| Short problem |
Give every entry again, unchanged, and leave its images out.

------ Given records ------

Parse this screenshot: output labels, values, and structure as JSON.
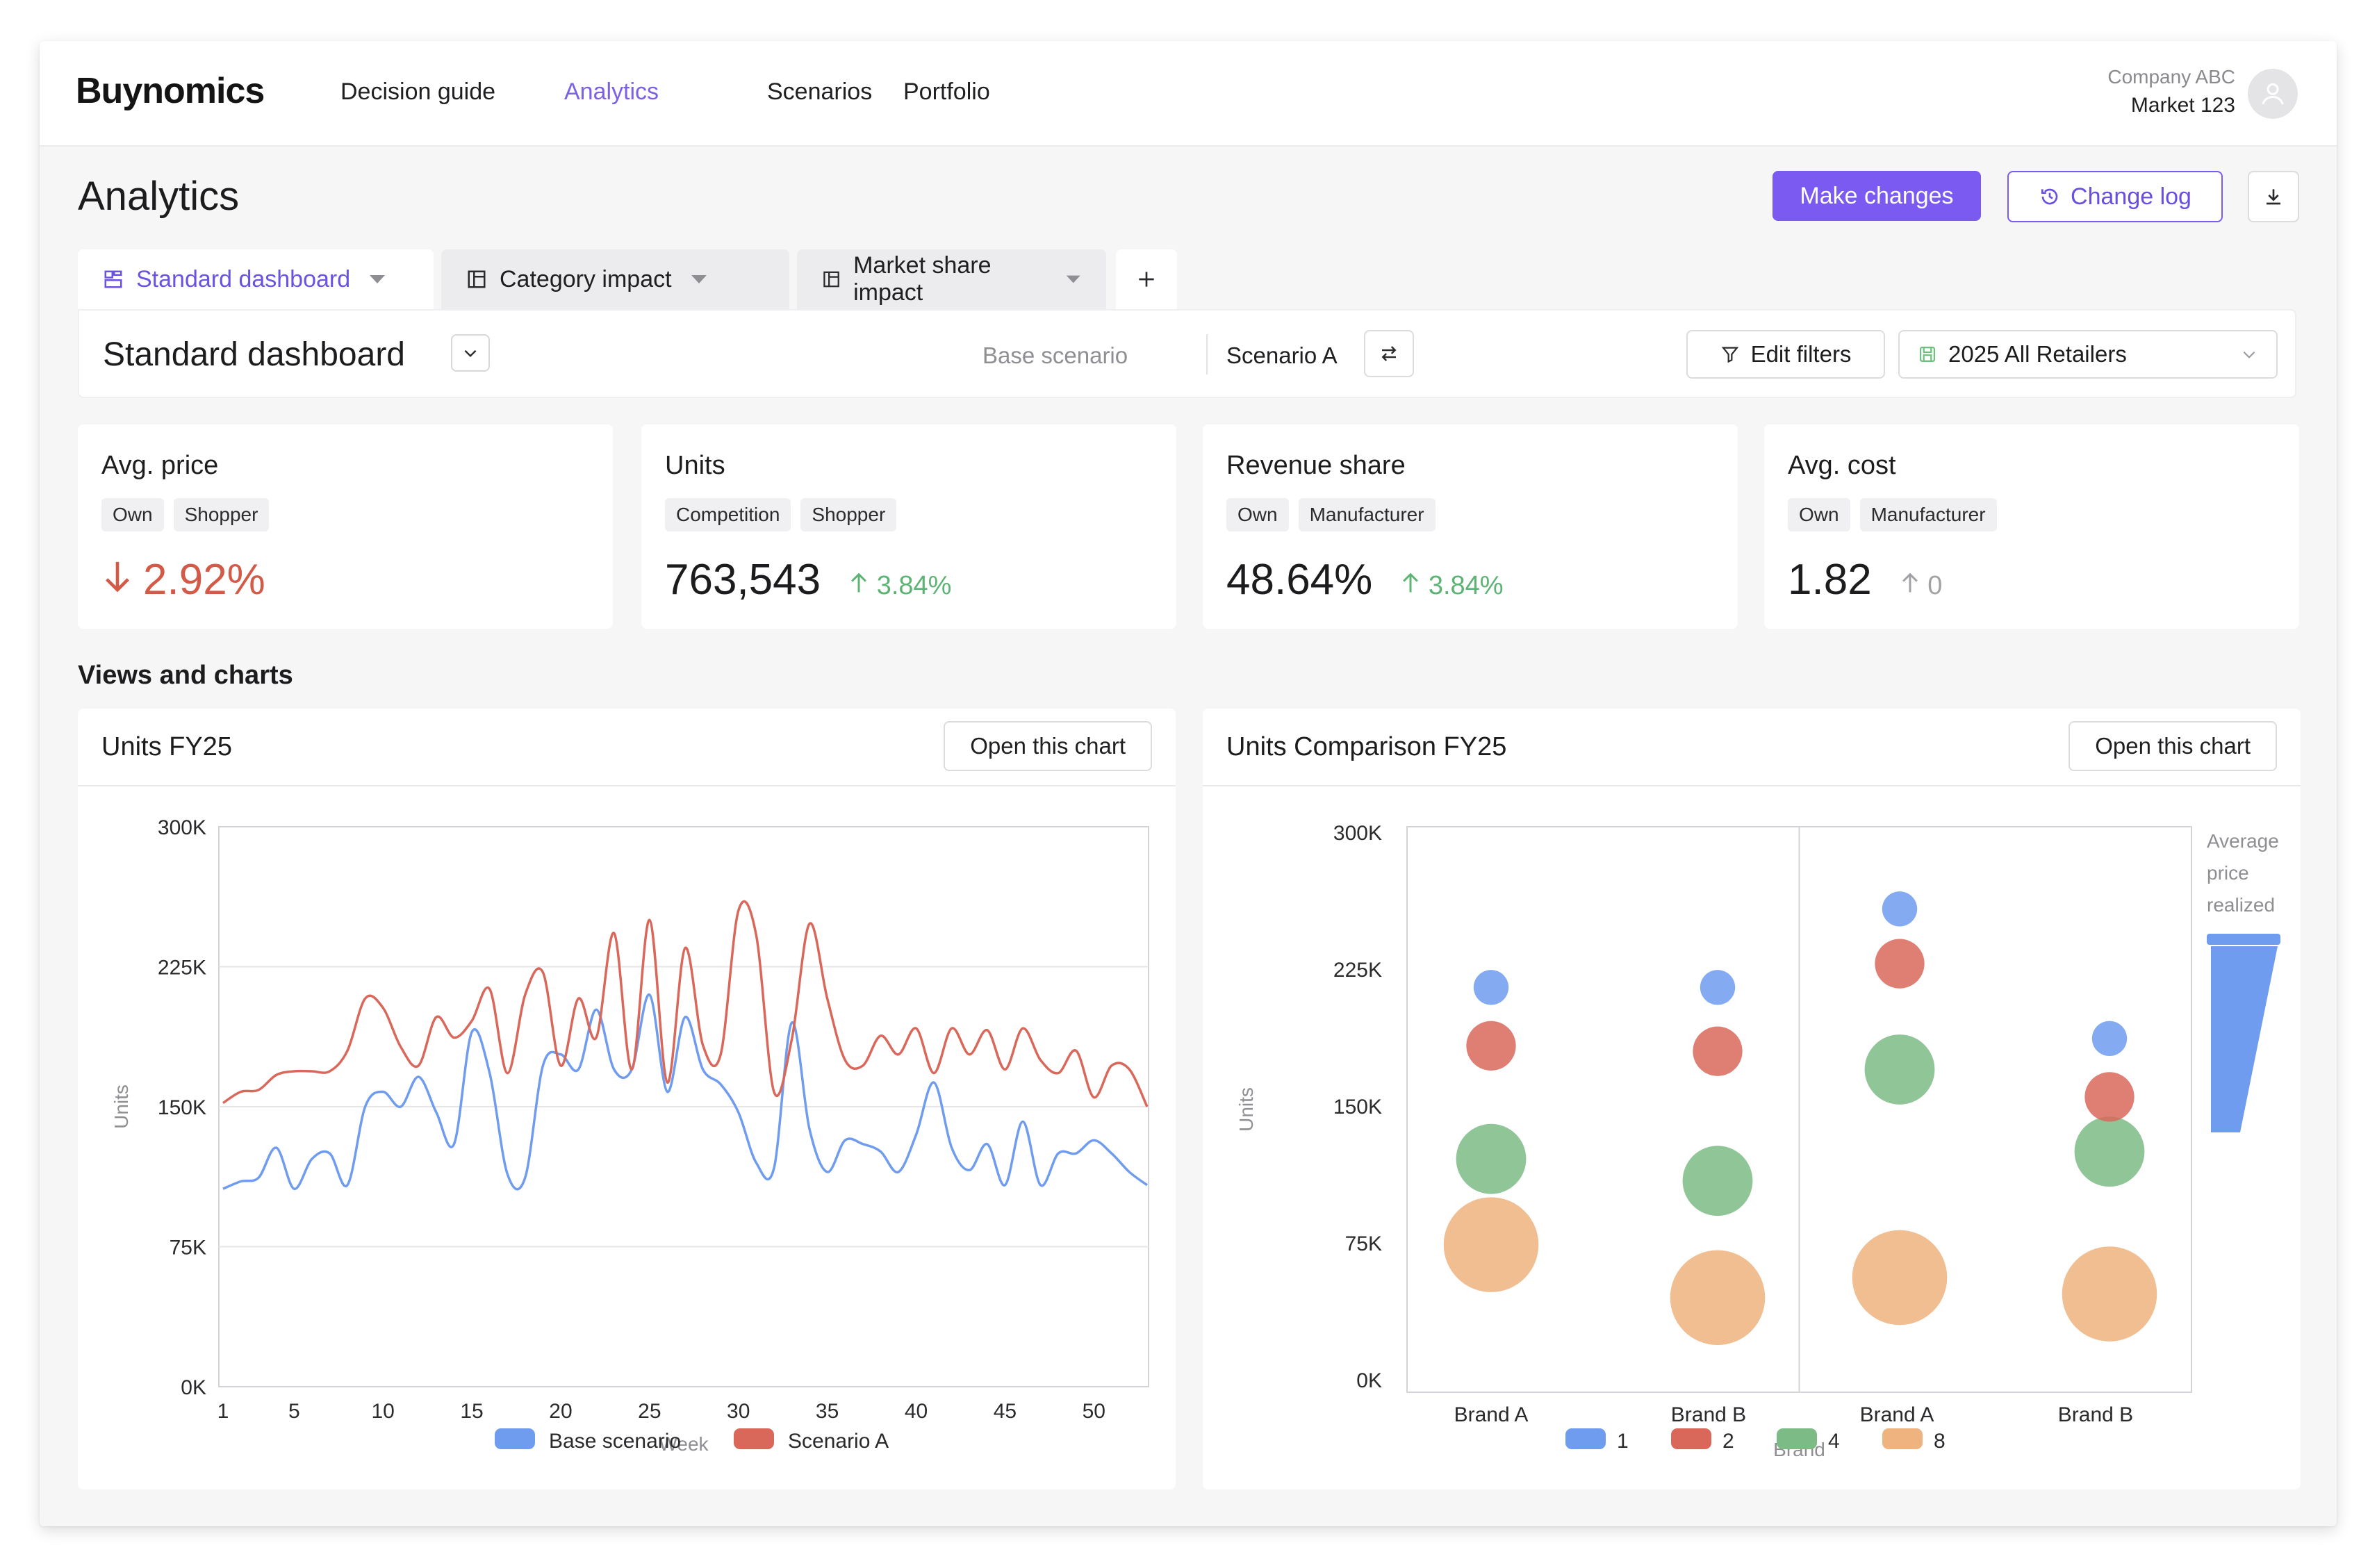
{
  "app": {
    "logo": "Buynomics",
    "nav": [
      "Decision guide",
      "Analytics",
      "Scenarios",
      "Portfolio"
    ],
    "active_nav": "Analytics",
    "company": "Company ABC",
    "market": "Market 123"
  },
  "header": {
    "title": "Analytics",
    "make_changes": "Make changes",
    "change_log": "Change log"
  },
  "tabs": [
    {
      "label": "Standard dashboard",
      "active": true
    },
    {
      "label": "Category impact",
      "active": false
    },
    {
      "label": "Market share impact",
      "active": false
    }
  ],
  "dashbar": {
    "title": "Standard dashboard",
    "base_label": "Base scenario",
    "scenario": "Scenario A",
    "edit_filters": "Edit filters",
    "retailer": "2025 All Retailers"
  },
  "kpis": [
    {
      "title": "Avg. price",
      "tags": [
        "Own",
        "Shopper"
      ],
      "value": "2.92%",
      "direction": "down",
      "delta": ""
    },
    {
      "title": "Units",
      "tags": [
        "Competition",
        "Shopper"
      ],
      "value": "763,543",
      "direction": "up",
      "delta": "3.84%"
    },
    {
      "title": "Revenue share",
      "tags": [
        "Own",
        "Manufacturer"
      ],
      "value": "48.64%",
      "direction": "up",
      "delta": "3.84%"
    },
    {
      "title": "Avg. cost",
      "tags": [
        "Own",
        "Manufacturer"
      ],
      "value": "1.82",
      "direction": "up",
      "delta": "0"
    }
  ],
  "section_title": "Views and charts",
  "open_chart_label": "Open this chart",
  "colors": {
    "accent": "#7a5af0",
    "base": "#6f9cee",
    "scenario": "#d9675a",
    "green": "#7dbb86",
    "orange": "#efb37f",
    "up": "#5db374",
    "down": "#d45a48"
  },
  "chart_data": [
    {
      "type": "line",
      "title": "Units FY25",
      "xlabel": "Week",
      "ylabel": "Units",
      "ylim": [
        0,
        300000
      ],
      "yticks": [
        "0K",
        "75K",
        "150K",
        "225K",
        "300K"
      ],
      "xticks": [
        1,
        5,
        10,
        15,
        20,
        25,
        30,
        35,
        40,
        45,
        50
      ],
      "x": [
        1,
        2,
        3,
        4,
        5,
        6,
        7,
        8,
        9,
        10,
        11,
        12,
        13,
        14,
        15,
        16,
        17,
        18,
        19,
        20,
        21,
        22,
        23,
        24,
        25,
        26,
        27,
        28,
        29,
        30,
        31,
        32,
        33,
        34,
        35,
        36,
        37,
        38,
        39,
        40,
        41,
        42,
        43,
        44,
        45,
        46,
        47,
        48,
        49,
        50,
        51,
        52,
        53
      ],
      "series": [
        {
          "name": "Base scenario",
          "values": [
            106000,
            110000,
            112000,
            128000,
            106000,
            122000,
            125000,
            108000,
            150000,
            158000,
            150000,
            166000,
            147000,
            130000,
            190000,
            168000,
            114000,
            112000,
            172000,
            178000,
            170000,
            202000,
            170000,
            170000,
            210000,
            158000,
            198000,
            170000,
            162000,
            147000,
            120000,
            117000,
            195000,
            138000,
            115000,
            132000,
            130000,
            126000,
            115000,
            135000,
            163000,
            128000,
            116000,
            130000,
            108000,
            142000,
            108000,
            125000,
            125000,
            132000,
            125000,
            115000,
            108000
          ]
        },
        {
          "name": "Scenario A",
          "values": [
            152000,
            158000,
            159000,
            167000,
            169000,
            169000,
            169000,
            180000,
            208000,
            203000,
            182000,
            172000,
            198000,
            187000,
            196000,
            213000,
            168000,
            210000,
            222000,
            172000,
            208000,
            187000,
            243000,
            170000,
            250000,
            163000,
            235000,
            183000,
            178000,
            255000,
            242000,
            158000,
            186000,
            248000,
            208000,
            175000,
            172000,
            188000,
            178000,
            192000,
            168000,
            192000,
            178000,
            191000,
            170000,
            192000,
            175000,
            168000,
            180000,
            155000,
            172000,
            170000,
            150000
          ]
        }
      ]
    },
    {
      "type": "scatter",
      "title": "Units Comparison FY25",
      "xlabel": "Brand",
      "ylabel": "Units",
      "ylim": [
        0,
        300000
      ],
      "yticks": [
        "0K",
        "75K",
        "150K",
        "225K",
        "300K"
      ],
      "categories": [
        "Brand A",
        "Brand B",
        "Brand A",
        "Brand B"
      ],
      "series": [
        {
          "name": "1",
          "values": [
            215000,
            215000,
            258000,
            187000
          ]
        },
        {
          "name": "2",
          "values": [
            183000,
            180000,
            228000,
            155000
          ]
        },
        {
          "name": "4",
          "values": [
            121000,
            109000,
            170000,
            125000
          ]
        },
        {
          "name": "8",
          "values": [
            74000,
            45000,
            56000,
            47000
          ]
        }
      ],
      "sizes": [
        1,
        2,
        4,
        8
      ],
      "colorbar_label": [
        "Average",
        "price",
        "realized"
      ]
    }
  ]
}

------

| Task solution |
Parse this screenshot: output labels, values, and structure as JSON.
{
  "app": {
    "logo": "Buynomics",
    "nav": [
      "Decision guide",
      "Analytics",
      "Scenarios",
      "Portfolio"
    ],
    "active_nav": "Analytics",
    "company": "Company ABC",
    "market": "Market 123"
  },
  "header": {
    "title": "Analytics",
    "make_changes": "Make changes",
    "change_log": "Change log"
  },
  "tabs": [
    {
      "label": "Standard dashboard",
      "active": true
    },
    {
      "label": "Category impact",
      "active": false
    },
    {
      "label": "Market share impact",
      "active": false
    }
  ],
  "dashbar": {
    "title": "Standard dashboard",
    "base_label": "Base scenario",
    "scenario": "Scenario A",
    "edit_filters": "Edit filters",
    "retailer": "2025 All Retailers"
  },
  "kpis": [
    {
      "title": "Avg. price",
      "tags": [
        "Own",
        "Shopper"
      ],
      "value": "2.92%",
      "direction": "down",
      "delta": ""
    },
    {
      "title": "Units",
      "tags": [
        "Competition",
        "Shopper"
      ],
      "value": "763,543",
      "direction": "up",
      "delta": "3.84%"
    },
    {
      "title": "Revenue share",
      "tags": [
        "Own",
        "Manufacturer"
      ],
      "value": "48.64%",
      "direction": "up",
      "delta": "3.84%"
    },
    {
      "title": "Avg. cost",
      "tags": [
        "Own",
        "Manufacturer"
      ],
      "value": "1.82",
      "direction": "up",
      "delta": "0"
    }
  ],
  "section_title": "Views and charts",
  "open_chart_label": "Open this chart",
  "colors": {
    "accent": "#7a5af0",
    "base": "#6f9cee",
    "scenario": "#d9675a",
    "green": "#7dbb86",
    "orange": "#efb37f",
    "up": "#5db374",
    "down": "#d45a48"
  },
  "chart_data": [
    {
      "type": "line",
      "title": "Units FY25",
      "xlabel": "Week",
      "ylabel": "Units",
      "ylim": [
        0,
        300000
      ],
      "yticks": [
        "0K",
        "75K",
        "150K",
        "225K",
        "300K"
      ],
      "xticks": [
        1,
        5,
        10,
        15,
        20,
        25,
        30,
        35,
        40,
        45,
        50
      ],
      "x": [
        1,
        2,
        3,
        4,
        5,
        6,
        7,
        8,
        9,
        10,
        11,
        12,
        13,
        14,
        15,
        16,
        17,
        18,
        19,
        20,
        21,
        22,
        23,
        24,
        25,
        26,
        27,
        28,
        29,
        30,
        31,
        32,
        33,
        34,
        35,
        36,
        37,
        38,
        39,
        40,
        41,
        42,
        43,
        44,
        45,
        46,
        47,
        48,
        49,
        50,
        51,
        52,
        53
      ],
      "series": [
        {
          "name": "Base scenario",
          "values": [
            106000,
            110000,
            112000,
            128000,
            106000,
            122000,
            125000,
            108000,
            150000,
            158000,
            150000,
            166000,
            147000,
            130000,
            190000,
            168000,
            114000,
            112000,
            172000,
            178000,
            170000,
            202000,
            170000,
            170000,
            210000,
            158000,
            198000,
            170000,
            162000,
            147000,
            120000,
            117000,
            195000,
            138000,
            115000,
            132000,
            130000,
            126000,
            115000,
            135000,
            163000,
            128000,
            116000,
            130000,
            108000,
            142000,
            108000,
            125000,
            125000,
            132000,
            125000,
            115000,
            108000
          ]
        },
        {
          "name": "Scenario A",
          "values": [
            152000,
            158000,
            159000,
            167000,
            169000,
            169000,
            169000,
            180000,
            208000,
            203000,
            182000,
            172000,
            198000,
            187000,
            196000,
            213000,
            168000,
            210000,
            222000,
            172000,
            208000,
            187000,
            243000,
            170000,
            250000,
            163000,
            235000,
            183000,
            178000,
            255000,
            242000,
            158000,
            186000,
            248000,
            208000,
            175000,
            172000,
            188000,
            178000,
            192000,
            168000,
            192000,
            178000,
            191000,
            170000,
            192000,
            175000,
            168000,
            180000,
            155000,
            172000,
            170000,
            150000
          ]
        }
      ]
    },
    {
      "type": "scatter",
      "title": "Units Comparison FY25",
      "xlabel": "Brand",
      "ylabel": "Units",
      "ylim": [
        0,
        300000
      ],
      "yticks": [
        "0K",
        "75K",
        "150K",
        "225K",
        "300K"
      ],
      "categories": [
        "Brand A",
        "Brand B",
        "Brand A",
        "Brand B"
      ],
      "series": [
        {
          "name": "1",
          "values": [
            215000,
            215000,
            258000,
            187000
          ]
        },
        {
          "name": "2",
          "values": [
            183000,
            180000,
            228000,
            155000
          ]
        },
        {
          "name": "4",
          "values": [
            121000,
            109000,
            170000,
            125000
          ]
        },
        {
          "name": "8",
          "values": [
            74000,
            45000,
            56000,
            47000
          ]
        }
      ],
      "sizes": [
        1,
        2,
        4,
        8
      ],
      "colorbar_label": [
        "Average",
        "price",
        "realized"
      ]
    }
  ]
}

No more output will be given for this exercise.